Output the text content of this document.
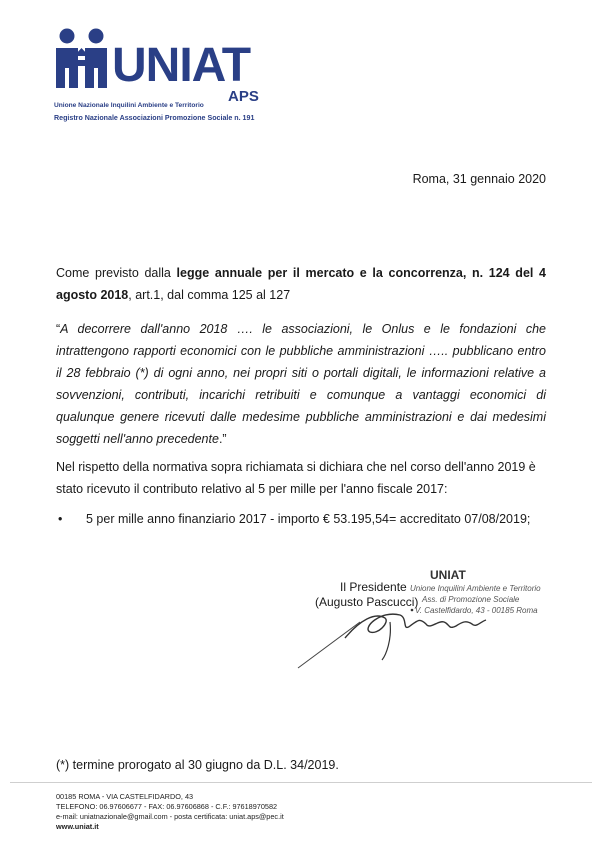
UNIAT
APS
Unione Nazionale Inquilini Ambiente e Territorio
Registro Nazionale Associazioni Promozione Sociale n. 191
Roma, 31 gennaio 2020
Come previsto dalla legge annuale per il mercato e la concorrenza, n. 124 del 4 agosto 2018, art.1, dal comma 125 al 127
“A decorrere dall'anno 2018 …. le associazioni, le Onlus e le fondazioni che intrattengono rapporti economici con le pubbliche amministrazioni ….. pubblicano entro il 28 febbraio (*) di ogni anno, nei propri siti o portali digitali, le informazioni relative a sovvenzioni, contributi, incarichi retribuiti e comunque a vantaggi economici di qualunque genere ricevuti dalle medesime pubbliche amministrazioni e dai medesimi soggetti nell'anno precedente.”
Nel rispetto della normativa sopra richiamata si dichiara che nel corso dell'anno 2019 è stato ricevuto il contributo relativo al 5 per mille per l'anno fiscale 2017:
• 5 per mille anno finanziario 2017 - importo € 53.195,54= accreditato 07/08/2019;
UNIAT
Unione Inquilini Ambiente e Territorio
Ass. di Promozione Sociale
V. Castelfidardo, 43 - 00185 Roma
Il Presidente
(Augusto Pascucci)
(*) termine prorogato al 30 giugno da D.L. 34/2019.
00185 ROMA - VIA CASTELFIDARDO, 43
TELEFONO: 06.97606677 - FAX: 06.97606868 - C.F.: 97618970582
e-mail: uniatnazionale@gmail.com - posta certificata: uniat.aps@pec.it
www.uniat.it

- Task -
Keep every word of the data as it is when you write it out, but drop the pictures.

- Response below -
Output the text content of this document.
UNIAT
APS
Unione Nazionale Inquilini Ambiente e Territorio
Registro Nazionale Associazioni Promozione Sociale n. 191
Roma, 31 gennaio 2020
Come previsto dalla legge annuale per il mercato e la concorrenza, n. 124 del 4 agosto 2018, art.1, dal comma 125 al 127
“A decorrere dall'anno 2018 …. le associazioni, le Onlus e le fondazioni che intrattengono rapporti economici con le pubbliche amministrazioni ….. pubblicano entro il 28 febbraio (*) di ogni anno, nei propri siti o portali digitali, le informazioni relative a sovvenzioni, contributi, incarichi retribuiti e comunque a vantaggi economici di qualunque genere ricevuti dalle medesime pubbliche amministrazioni e dai medesimi soggetti nell'anno precedente.”
Nel rispetto della normativa sopra richiamata si dichiara che nel corso dell'anno 2019 è stato ricevuto il contributo relativo al 5 per mille per l'anno fiscale 2017:
• 5 per mille anno finanziario 2017 - importo € 53.195,54= accreditato 07/08/2019;
UNIAT
Unione Inquilini Ambiente e Territorio
Ass. di Promozione Sociale
V. Castelfidardo, 43 - 00185 Roma
Il Presidente
(Augusto Pascucci)
(*) termine prorogato al 30 giugno da D.L. 34/2019.
00185 ROMA - VIA CASTELFIDARDO, 43
TELEFONO: 06.97606677 - FAX: 06.97606868 - C.F.: 97618970582
e-mail: uniatnazionale@gmail.com - posta certificata: uniat.aps@pec.it
www.uniat.it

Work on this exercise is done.